Written exercise: Quote each record exactly, please, leaving none out.
[begin Supplied records]
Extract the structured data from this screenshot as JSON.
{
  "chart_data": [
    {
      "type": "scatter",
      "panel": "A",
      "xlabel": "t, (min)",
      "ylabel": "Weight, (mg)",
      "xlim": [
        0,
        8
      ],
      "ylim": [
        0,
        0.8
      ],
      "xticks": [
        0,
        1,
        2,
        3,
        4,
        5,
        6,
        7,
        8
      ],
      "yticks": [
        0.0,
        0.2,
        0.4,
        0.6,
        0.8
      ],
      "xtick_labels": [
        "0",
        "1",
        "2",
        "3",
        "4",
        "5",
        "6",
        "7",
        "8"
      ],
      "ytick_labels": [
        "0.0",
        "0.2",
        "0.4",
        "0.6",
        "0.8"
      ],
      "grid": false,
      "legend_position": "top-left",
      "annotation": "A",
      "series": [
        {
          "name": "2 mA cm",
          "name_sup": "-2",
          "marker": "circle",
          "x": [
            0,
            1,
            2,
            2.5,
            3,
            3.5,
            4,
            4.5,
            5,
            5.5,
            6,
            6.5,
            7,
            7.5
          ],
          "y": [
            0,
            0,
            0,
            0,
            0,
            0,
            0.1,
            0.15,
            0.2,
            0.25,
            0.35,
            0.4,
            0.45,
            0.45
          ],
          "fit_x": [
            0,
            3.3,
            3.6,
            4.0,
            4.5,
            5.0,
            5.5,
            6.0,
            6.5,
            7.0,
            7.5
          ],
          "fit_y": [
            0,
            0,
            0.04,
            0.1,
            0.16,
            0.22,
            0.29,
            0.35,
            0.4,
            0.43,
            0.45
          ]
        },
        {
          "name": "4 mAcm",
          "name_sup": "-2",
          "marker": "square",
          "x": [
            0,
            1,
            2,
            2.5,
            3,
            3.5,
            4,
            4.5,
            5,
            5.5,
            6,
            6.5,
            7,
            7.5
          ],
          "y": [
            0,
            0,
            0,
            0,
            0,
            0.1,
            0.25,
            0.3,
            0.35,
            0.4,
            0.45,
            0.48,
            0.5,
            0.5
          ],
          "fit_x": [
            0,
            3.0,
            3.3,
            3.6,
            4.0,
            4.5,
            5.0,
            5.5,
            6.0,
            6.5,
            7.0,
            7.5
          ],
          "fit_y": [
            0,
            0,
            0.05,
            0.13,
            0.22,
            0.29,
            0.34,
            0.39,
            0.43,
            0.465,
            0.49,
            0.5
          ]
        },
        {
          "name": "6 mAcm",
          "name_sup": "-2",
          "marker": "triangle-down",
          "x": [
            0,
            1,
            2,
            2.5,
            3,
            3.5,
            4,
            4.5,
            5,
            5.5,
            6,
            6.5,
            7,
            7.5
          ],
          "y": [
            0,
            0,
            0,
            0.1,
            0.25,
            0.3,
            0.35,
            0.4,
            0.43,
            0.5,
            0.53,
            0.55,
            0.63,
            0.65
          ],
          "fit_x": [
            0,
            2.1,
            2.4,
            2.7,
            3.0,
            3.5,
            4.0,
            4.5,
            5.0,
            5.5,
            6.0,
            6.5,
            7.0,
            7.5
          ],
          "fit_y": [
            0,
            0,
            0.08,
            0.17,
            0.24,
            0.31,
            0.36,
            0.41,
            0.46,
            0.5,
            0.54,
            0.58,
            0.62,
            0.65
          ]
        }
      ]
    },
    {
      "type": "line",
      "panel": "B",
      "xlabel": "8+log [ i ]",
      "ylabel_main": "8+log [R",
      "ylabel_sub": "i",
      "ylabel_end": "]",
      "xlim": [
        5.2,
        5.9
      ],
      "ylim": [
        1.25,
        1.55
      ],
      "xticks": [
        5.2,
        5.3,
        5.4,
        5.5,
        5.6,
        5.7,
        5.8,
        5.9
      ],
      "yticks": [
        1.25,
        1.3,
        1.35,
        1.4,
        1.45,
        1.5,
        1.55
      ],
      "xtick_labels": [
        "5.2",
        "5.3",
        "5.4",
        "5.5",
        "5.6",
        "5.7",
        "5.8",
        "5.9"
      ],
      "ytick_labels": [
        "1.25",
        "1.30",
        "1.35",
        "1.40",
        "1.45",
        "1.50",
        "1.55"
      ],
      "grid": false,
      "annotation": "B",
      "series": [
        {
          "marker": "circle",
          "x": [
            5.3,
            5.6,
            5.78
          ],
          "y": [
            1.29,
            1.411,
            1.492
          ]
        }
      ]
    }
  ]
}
[end Supplied records]
Response to this task:
Extract the structured data from this screenshot as JSON.
{
  "chart_data": [
    {
      "type": "scatter",
      "panel": "A",
      "xlabel": "t, (min)",
      "ylabel": "Weight, (mg)",
      "xlim": [
        0,
        8
      ],
      "ylim": [
        0,
        0.8
      ],
      "xticks": [
        0,
        1,
        2,
        3,
        4,
        5,
        6,
        7,
        8
      ],
      "yticks": [
        0.0,
        0.2,
        0.4,
        0.6,
        0.8
      ],
      "xtick_labels": [
        "0",
        "1",
        "2",
        "3",
        "4",
        "5",
        "6",
        "7",
        "8"
      ],
      "ytick_labels": [
        "0.0",
        "0.2",
        "0.4",
        "0.6",
        "0.8"
      ],
      "grid": false,
      "legend_position": "top-left",
      "annotation": "A",
      "series": [
        {
          "name": "2 mA cm",
          "name_sup": "-2",
          "marker": "circle",
          "x": [
            0,
            1,
            2,
            2.5,
            3,
            3.5,
            4,
            4.5,
            5,
            5.5,
            6,
            6.5,
            7,
            7.5
          ],
          "y": [
            0,
            0,
            0,
            0,
            0,
            0,
            0.1,
            0.15,
            0.2,
            0.25,
            0.35,
            0.4,
            0.45,
            0.45
          ],
          "fit_x": [
            0,
            3.3,
            3.6,
            4.0,
            4.5,
            5.0,
            5.5,
            6.0,
            6.5,
            7.0,
            7.5
          ],
          "fit_y": [
            0,
            0,
            0.04,
            0.1,
            0.16,
            0.22,
            0.29,
            0.35,
            0.4,
            0.43,
            0.45
          ]
        },
        {
          "name": "4 mAcm",
          "name_sup": "-2",
          "marker": "square",
          "x": [
            0,
            1,
            2,
            2.5,
            3,
            3.5,
            4,
            4.5,
            5,
            5.5,
            6,
            6.5,
            7,
            7.5
          ],
          "y": [
            0,
            0,
            0,
            0,
            0,
            0.1,
            0.25,
            0.3,
            0.35,
            0.4,
            0.45,
            0.48,
            0.5,
            0.5
          ],
          "fit_x": [
            0,
            3.0,
            3.3,
            3.6,
            4.0,
            4.5,
            5.0,
            5.5,
            6.0,
            6.5,
            7.0,
            7.5
          ],
          "fit_y": [
            0,
            0,
            0.05,
            0.13,
            0.22,
            0.29,
            0.34,
            0.39,
            0.43,
            0.465,
            0.49,
            0.5
          ]
        },
        {
          "name": "6 mAcm",
          "name_sup": "-2",
          "marker": "triangle-down",
          "x": [
            0,
            1,
            2,
            2.5,
            3,
            3.5,
            4,
            4.5,
            5,
            5.5,
            6,
            6.5,
            7,
            7.5
          ],
          "y": [
            0,
            0,
            0,
            0.1,
            0.25,
            0.3,
            0.35,
            0.4,
            0.43,
            0.5,
            0.53,
            0.55,
            0.63,
            0.65
          ],
          "fit_x": [
            0,
            2.1,
            2.4,
            2.7,
            3.0,
            3.5,
            4.0,
            4.5,
            5.0,
            5.5,
            6.0,
            6.5,
            7.0,
            7.5
          ],
          "fit_y": [
            0,
            0,
            0.08,
            0.17,
            0.24,
            0.31,
            0.36,
            0.41,
            0.46,
            0.5,
            0.54,
            0.58,
            0.62,
            0.65
          ]
        }
      ]
    },
    {
      "type": "line",
      "panel": "B",
      "xlabel": "8+log [ i ]",
      "ylabel_main": "8+log [R",
      "ylabel_sub": "i",
      "ylabel_end": "]",
      "xlim": [
        5.2,
        5.9
      ],
      "ylim": [
        1.25,
        1.55
      ],
      "xticks": [
        5.2,
        5.3,
        5.4,
        5.5,
        5.6,
        5.7,
        5.8,
        5.9
      ],
      "yticks": [
        1.25,
        1.3,
        1.35,
        1.4,
        1.45,
        1.5,
        1.55
      ],
      "xtick_labels": [
        "5.2",
        "5.3",
        "5.4",
        "5.5",
        "5.6",
        "5.7",
        "5.8",
        "5.9"
      ],
      "ytick_labels": [
        "1.25",
        "1.30",
        "1.35",
        "1.40",
        "1.45",
        "1.50",
        "1.55"
      ],
      "grid": false,
      "annotation": "B",
      "series": [
        {
          "marker": "circle",
          "x": [
            5.3,
            5.6,
            5.78
          ],
          "y": [
            1.29,
            1.411,
            1.492
          ]
        }
      ]
    }
  ]
}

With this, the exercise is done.